(Extracted entries):
— BEGIN —

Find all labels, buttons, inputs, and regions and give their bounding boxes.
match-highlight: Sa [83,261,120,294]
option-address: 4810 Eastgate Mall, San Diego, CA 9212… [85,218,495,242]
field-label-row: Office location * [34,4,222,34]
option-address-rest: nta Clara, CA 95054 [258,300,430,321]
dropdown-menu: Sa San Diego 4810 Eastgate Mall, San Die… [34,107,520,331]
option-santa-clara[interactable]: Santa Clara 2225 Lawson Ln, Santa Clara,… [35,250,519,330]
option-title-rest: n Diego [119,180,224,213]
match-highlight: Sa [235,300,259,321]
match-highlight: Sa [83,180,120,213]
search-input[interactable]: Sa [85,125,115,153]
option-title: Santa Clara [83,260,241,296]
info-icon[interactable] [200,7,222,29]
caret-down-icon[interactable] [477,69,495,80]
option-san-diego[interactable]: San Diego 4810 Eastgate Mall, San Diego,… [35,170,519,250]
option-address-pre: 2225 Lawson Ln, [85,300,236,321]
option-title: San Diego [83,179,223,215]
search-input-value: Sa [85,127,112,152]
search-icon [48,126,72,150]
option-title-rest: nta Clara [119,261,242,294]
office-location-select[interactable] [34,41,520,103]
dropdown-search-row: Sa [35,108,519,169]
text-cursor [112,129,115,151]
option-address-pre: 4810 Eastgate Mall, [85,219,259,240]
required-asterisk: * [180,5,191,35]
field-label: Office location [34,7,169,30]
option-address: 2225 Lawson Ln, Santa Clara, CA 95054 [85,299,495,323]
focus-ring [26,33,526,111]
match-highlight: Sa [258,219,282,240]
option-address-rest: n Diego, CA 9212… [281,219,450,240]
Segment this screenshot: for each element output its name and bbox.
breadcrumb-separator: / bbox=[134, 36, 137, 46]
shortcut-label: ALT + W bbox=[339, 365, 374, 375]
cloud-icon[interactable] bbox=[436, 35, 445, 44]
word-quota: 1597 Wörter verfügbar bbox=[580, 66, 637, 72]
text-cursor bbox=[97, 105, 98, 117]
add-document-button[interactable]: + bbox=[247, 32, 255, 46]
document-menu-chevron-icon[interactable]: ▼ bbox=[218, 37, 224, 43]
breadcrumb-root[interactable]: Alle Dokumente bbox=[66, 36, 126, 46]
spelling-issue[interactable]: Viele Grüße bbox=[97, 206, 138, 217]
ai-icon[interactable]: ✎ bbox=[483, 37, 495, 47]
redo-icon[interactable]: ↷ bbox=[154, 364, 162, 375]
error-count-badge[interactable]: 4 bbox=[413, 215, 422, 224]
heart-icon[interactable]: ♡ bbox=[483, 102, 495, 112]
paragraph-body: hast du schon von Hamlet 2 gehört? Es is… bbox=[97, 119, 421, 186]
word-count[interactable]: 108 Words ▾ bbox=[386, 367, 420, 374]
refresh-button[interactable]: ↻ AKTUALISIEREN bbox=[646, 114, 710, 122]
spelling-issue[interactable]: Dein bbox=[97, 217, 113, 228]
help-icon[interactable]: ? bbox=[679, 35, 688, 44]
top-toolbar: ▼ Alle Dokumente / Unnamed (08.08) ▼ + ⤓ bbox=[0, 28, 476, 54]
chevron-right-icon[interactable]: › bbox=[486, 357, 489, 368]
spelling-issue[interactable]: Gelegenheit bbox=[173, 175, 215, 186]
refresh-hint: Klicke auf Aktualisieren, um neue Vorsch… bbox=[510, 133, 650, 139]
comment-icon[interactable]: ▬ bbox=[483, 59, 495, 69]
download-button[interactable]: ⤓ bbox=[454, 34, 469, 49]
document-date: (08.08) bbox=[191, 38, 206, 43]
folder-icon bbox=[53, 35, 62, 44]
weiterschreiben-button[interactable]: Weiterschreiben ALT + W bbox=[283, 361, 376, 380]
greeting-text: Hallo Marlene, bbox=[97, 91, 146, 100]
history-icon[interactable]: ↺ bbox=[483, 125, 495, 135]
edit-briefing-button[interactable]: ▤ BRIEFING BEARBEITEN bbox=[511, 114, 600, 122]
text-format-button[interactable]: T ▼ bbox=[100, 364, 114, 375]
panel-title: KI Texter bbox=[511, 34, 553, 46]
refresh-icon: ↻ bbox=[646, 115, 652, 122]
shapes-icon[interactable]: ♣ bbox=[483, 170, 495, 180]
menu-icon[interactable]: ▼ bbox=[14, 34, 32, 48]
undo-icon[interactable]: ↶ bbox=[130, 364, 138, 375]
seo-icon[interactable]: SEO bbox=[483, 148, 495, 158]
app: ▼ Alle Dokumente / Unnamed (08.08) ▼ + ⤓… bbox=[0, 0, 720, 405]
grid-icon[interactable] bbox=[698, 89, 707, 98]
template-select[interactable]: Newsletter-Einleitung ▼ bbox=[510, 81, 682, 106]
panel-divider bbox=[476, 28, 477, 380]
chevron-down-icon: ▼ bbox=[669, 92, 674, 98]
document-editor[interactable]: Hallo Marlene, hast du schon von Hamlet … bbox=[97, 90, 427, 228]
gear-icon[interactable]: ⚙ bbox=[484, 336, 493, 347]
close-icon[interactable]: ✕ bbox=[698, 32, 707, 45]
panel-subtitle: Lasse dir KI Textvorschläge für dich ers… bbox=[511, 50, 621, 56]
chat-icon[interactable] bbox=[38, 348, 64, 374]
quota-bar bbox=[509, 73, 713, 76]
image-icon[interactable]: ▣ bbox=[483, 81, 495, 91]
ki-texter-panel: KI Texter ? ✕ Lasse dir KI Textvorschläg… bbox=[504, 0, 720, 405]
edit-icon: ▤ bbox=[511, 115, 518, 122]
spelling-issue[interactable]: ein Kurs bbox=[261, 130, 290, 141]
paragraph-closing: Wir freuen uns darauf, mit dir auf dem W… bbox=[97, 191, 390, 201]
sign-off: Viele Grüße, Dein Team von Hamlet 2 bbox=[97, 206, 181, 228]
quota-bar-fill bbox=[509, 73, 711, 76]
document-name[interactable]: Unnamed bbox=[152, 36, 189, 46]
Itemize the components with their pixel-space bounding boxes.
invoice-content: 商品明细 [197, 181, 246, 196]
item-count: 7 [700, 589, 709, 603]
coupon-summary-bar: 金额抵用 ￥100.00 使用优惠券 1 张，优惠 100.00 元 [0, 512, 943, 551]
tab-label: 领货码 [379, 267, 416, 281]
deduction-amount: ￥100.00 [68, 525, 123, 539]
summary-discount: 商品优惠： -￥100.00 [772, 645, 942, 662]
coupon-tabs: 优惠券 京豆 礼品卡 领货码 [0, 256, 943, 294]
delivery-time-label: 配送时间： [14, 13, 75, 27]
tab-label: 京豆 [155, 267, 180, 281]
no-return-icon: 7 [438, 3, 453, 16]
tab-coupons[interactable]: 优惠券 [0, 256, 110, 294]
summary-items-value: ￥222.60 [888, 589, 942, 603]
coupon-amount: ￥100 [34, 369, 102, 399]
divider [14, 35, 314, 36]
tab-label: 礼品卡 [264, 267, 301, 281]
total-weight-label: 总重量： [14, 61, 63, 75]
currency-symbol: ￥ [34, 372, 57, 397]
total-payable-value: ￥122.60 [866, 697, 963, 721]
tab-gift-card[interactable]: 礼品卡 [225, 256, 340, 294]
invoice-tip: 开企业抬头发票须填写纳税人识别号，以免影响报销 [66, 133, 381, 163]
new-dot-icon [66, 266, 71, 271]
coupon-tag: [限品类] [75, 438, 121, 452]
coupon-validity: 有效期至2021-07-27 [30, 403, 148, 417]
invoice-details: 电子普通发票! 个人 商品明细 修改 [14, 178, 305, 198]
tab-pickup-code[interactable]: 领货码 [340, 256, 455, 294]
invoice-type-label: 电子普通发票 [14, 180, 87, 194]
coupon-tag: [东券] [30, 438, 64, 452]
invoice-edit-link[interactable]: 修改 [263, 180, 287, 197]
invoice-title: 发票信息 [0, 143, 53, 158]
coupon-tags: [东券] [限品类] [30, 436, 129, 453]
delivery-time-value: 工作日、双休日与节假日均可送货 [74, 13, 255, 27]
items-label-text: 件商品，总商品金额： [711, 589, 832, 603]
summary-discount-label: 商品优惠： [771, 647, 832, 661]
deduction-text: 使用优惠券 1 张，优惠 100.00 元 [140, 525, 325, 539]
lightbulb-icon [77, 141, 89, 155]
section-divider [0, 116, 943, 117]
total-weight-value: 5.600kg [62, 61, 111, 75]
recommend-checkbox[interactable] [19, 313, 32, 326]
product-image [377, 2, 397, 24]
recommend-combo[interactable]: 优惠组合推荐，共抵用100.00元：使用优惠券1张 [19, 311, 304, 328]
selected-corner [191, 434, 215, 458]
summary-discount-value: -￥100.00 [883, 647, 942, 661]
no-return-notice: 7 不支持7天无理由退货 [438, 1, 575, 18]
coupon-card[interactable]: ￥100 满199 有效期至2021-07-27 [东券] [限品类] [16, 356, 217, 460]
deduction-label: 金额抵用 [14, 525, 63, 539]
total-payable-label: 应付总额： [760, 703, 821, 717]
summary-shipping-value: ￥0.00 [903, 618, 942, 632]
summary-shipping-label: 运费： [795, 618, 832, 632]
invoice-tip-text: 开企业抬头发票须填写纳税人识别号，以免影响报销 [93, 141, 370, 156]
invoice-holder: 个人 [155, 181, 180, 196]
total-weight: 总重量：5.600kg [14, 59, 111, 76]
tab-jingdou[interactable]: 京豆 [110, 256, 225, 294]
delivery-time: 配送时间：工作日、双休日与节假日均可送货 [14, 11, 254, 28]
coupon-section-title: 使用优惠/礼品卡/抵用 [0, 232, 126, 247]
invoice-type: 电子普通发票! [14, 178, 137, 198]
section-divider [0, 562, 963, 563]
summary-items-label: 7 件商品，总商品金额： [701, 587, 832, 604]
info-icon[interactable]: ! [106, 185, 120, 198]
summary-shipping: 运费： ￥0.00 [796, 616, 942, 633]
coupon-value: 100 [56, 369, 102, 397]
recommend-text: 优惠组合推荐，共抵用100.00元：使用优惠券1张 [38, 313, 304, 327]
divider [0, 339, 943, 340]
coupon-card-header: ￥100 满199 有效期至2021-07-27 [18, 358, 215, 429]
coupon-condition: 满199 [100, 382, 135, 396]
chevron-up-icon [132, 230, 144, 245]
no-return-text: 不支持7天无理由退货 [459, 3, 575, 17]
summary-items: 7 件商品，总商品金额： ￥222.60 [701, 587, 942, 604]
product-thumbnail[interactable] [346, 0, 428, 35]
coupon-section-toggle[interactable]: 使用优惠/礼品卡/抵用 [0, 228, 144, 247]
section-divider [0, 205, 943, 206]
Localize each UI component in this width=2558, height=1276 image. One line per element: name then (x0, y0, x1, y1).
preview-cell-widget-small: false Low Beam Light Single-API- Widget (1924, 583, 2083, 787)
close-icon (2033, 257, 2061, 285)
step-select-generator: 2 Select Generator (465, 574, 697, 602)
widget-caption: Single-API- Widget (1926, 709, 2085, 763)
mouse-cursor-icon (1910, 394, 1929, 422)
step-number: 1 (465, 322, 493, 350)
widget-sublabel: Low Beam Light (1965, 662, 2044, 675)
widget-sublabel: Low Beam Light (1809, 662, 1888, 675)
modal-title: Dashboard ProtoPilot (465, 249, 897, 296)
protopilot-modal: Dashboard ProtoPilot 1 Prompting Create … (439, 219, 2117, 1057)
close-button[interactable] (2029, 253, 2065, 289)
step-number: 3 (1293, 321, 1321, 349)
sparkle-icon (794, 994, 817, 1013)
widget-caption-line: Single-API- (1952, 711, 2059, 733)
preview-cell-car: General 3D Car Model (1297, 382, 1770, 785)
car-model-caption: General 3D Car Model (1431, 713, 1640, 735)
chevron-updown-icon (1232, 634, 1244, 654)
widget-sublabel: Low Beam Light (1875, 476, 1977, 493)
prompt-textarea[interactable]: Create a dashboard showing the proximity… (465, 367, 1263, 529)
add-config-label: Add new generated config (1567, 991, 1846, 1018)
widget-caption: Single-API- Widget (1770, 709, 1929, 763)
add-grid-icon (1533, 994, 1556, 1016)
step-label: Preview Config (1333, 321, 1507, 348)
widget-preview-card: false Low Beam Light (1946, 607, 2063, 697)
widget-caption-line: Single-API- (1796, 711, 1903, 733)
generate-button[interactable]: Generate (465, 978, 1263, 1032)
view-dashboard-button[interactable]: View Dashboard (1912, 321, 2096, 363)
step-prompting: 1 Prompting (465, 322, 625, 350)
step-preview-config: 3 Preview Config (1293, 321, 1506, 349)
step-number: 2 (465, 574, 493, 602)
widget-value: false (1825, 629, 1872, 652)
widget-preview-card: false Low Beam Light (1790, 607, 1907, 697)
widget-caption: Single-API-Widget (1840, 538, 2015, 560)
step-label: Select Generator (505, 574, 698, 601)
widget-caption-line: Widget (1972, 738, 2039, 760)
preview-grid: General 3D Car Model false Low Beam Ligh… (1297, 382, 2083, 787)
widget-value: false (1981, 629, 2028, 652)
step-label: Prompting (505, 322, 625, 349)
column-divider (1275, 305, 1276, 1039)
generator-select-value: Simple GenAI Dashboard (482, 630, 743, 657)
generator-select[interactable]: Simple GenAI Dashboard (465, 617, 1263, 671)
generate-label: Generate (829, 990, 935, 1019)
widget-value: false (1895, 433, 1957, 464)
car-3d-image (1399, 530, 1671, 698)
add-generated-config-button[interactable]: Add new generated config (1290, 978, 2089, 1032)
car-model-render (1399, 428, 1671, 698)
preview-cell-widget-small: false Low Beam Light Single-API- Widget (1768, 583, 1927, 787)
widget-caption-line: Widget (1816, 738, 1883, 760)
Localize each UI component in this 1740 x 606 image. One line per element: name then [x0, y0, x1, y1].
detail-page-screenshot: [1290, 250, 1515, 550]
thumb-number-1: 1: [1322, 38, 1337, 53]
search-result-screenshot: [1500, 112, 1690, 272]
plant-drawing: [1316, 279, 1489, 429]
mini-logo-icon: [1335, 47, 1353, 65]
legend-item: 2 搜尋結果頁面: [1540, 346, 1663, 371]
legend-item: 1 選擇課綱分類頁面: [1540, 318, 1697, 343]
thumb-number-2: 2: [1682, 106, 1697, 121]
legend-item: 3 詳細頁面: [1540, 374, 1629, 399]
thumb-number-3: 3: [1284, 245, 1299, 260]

— END —

(Task requirements):
Print the rows exactly as they appear, starting at the first one and ending at the line containing "caret-down-icon[interactable] [477,69,495,80]", with both of those lines included.

(Solution to the problem):
Find all labels, buttons, inputs, and regions and give their bounding boxes.
match-highlight: Sa [83,261,120,294]
option-address: 4810 Eastgate Mall, San Diego, CA 9212… [85,218,495,242]
field-label-row: Office location * [34,4,222,34]
option-address-rest: nta Clara, CA 95054 [258,300,430,321]
dropdown-menu: Sa San Diego 4810 Eastgate Mall, San Die… [34,107,520,331]
option-santa-clara[interactable]: Santa Clara 2225 Lawson Ln, Santa Clara,… [35,250,519,330]
option-title-rest: n Diego [119,180,224,213]
match-highlight: Sa [235,300,259,321]
match-highlight: Sa [83,180,120,213]
search-input[interactable]: Sa [85,125,115,153]
option-title: Santa Clara [83,260,241,296]
info-icon[interactable] [200,7,222,29]
caret-down-icon[interactable] [477,69,495,80]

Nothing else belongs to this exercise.